## Exercise details
Copy out each line in the material below that has the word "CATE".

## Entries supplied
(begin)

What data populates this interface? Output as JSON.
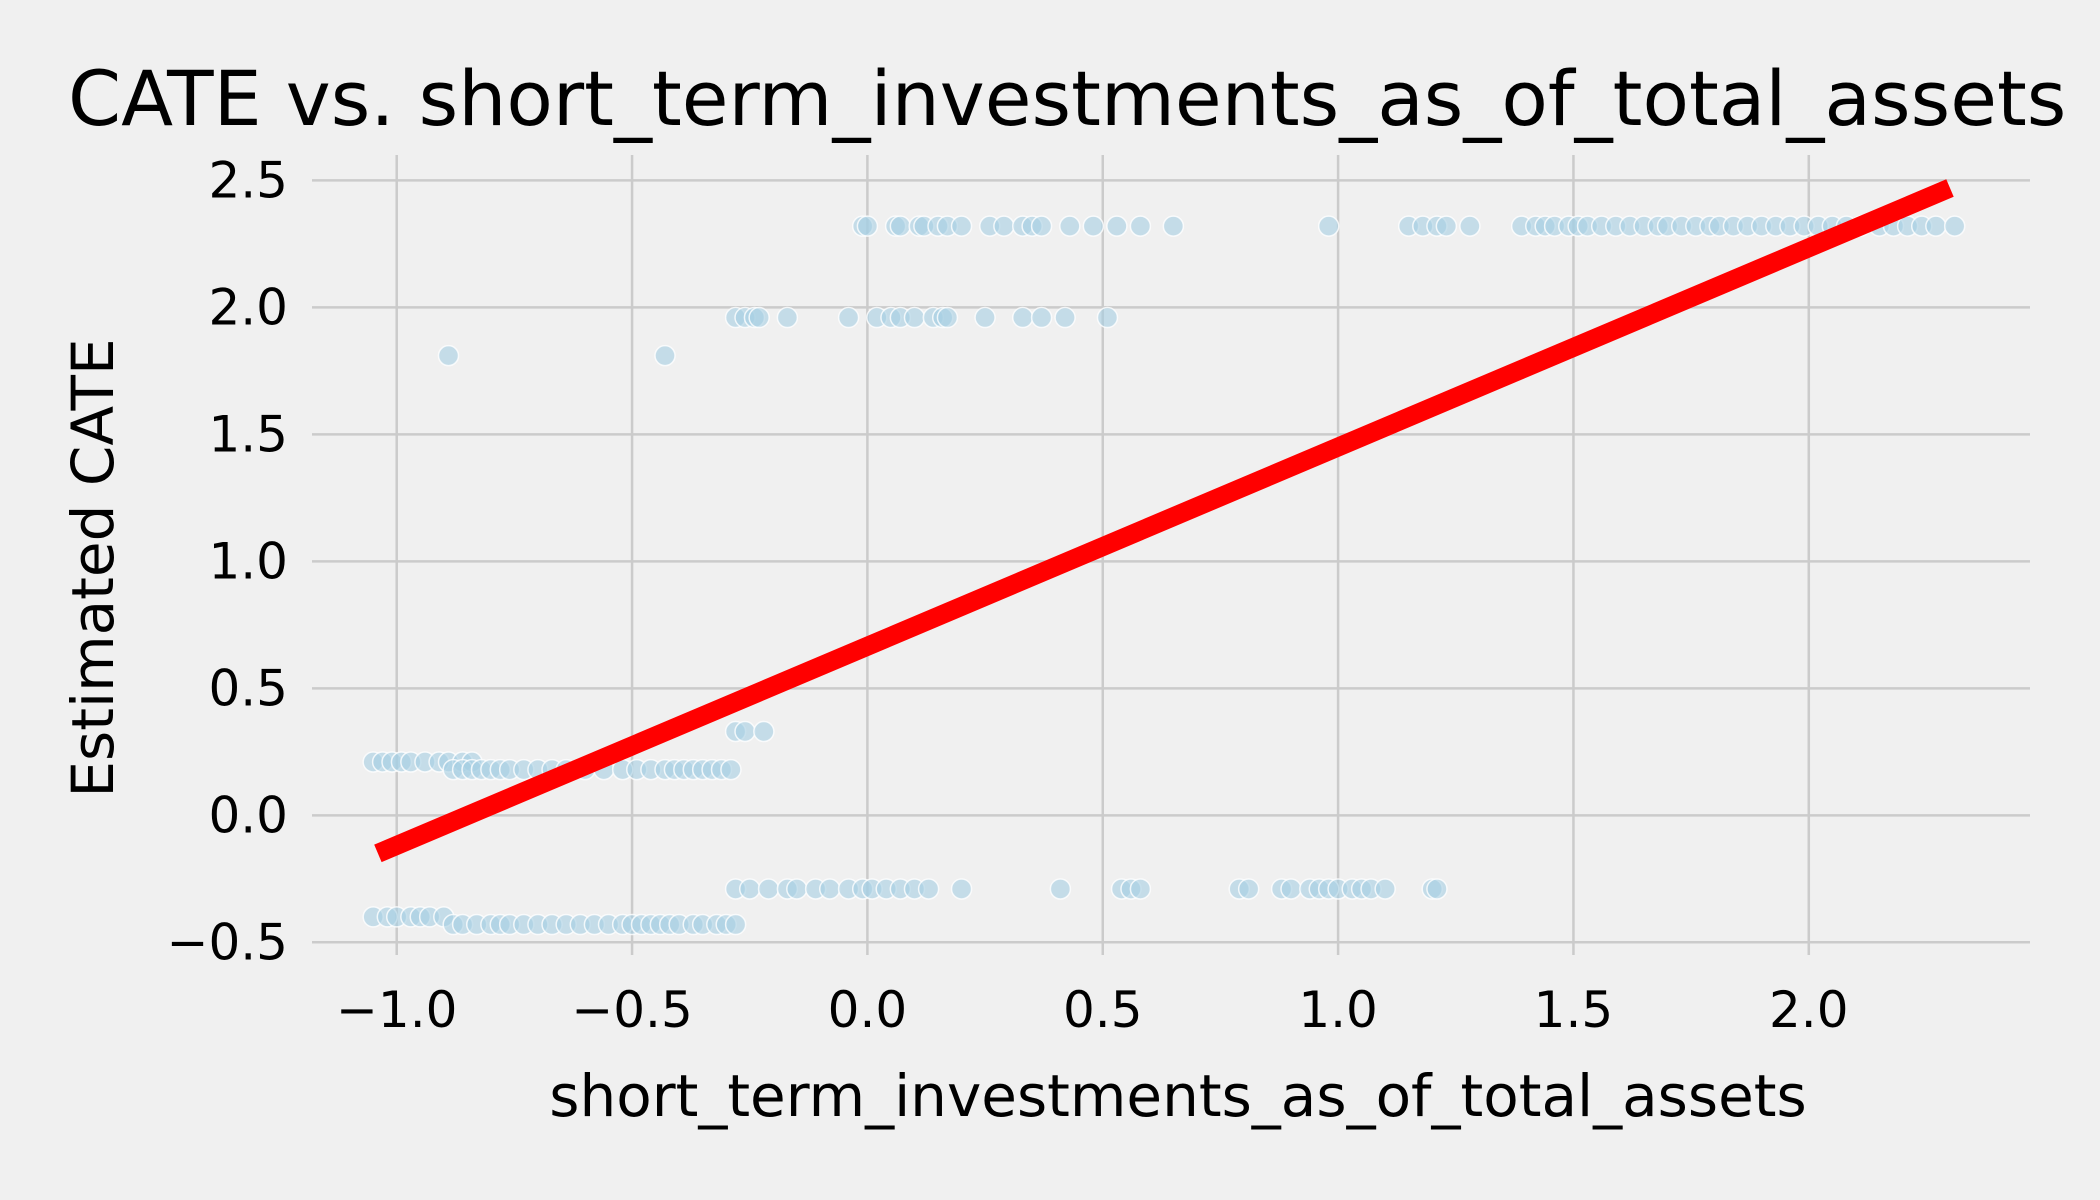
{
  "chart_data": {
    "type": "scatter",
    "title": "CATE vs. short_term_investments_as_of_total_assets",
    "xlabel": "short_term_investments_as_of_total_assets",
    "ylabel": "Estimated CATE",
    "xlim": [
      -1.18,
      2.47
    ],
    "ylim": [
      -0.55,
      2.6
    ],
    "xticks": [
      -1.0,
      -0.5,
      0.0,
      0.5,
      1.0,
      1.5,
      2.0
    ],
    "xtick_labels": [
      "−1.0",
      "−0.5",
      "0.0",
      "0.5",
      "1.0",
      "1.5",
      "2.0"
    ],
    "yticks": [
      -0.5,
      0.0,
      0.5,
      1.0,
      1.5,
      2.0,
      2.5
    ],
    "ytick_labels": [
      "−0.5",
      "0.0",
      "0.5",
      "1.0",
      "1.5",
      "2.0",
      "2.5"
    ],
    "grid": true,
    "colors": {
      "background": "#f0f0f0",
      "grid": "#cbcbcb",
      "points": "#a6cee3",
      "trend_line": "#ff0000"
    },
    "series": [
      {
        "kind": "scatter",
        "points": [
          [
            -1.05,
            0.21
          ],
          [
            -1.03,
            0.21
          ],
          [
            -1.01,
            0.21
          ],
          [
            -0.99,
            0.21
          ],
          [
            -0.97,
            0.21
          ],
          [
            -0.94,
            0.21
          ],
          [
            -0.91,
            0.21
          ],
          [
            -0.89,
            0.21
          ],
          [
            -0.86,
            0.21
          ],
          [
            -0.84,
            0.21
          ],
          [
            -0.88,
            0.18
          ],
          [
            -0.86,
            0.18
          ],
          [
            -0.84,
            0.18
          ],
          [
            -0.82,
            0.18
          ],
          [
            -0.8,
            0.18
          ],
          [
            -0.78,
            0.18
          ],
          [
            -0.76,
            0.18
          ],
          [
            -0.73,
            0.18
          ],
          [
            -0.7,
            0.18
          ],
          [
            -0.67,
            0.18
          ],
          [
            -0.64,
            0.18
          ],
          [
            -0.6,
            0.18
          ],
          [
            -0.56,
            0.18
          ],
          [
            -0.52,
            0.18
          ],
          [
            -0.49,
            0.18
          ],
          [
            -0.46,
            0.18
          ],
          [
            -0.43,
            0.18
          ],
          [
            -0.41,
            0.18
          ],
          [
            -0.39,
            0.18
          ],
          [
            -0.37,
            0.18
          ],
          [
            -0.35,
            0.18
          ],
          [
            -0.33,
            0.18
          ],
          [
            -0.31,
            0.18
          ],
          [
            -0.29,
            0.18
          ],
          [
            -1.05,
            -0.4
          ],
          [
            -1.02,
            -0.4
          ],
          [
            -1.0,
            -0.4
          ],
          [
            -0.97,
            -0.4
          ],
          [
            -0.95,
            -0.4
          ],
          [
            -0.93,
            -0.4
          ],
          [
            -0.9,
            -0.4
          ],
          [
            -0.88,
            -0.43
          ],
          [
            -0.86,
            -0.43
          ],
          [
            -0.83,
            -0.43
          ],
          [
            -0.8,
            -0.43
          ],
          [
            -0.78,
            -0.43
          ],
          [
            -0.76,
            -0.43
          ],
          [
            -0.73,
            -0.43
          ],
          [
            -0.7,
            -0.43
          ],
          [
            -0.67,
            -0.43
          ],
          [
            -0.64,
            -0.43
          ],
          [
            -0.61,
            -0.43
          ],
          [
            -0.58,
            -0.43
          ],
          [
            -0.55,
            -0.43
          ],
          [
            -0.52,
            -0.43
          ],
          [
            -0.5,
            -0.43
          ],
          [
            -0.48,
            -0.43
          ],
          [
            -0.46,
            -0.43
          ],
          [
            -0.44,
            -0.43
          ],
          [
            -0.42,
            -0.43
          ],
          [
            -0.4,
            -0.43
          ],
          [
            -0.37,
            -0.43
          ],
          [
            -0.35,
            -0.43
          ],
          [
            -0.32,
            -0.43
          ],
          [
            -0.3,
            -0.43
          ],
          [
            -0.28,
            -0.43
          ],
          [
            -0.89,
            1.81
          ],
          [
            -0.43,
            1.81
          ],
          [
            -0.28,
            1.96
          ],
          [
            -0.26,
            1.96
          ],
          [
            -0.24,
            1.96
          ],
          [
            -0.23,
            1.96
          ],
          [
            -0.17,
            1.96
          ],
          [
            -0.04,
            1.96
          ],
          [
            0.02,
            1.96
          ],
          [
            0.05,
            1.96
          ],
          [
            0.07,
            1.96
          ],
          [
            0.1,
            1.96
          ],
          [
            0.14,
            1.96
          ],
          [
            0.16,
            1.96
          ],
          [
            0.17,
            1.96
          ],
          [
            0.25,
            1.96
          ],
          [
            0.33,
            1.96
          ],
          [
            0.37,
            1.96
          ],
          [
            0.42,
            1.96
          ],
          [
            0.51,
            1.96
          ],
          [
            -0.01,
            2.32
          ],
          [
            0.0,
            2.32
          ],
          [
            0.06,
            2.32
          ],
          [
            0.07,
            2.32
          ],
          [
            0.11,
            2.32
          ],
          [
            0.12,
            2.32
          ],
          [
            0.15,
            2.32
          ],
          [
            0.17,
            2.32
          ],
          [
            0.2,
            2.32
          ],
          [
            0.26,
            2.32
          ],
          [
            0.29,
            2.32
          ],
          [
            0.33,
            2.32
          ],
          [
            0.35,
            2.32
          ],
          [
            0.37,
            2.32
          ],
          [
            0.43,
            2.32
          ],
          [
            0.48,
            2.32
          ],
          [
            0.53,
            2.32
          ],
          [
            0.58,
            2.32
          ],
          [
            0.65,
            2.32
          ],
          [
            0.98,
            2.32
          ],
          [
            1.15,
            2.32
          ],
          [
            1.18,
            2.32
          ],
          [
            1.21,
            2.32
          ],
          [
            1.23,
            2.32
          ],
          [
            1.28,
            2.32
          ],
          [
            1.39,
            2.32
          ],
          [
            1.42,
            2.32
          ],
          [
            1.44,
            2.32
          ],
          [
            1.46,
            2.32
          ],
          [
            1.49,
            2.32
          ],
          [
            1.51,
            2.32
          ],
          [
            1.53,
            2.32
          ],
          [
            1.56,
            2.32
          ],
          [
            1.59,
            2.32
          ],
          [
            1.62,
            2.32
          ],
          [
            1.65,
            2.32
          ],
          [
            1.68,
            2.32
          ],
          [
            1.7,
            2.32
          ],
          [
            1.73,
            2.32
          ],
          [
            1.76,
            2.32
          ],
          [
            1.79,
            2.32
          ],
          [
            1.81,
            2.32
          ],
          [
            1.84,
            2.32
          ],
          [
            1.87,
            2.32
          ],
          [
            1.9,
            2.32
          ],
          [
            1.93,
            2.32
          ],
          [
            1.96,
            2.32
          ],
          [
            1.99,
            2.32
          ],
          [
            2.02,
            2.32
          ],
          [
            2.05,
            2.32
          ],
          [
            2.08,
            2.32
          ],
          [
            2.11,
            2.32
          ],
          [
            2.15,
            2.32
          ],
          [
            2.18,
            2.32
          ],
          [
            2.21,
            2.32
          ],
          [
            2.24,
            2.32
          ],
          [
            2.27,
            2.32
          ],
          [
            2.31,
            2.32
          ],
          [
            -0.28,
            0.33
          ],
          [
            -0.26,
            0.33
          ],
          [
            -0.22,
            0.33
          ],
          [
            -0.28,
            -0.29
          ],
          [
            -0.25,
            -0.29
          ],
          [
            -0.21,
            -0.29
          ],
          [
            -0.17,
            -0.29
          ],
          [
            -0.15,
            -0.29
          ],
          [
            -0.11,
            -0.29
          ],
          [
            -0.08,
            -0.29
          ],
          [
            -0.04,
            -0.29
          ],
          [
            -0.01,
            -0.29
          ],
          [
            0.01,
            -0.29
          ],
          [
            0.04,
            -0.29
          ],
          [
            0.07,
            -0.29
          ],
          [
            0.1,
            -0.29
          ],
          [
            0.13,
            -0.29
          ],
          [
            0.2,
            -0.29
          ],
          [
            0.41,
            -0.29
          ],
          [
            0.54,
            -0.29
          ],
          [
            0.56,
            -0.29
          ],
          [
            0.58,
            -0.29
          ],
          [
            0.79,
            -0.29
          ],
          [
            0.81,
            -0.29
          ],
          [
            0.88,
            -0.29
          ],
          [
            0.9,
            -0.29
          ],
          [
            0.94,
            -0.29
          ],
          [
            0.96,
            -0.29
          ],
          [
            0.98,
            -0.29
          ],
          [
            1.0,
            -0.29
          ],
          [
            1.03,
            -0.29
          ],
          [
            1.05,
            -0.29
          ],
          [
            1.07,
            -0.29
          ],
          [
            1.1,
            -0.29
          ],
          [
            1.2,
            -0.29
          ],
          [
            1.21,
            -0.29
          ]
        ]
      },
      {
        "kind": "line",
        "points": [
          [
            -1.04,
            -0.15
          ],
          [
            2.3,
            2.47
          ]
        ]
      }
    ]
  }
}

(end)

## Worked answer
    "title": "CATE vs. short_term_investments_as_of_total_assets",
    "ylabel": "Estimated CATE",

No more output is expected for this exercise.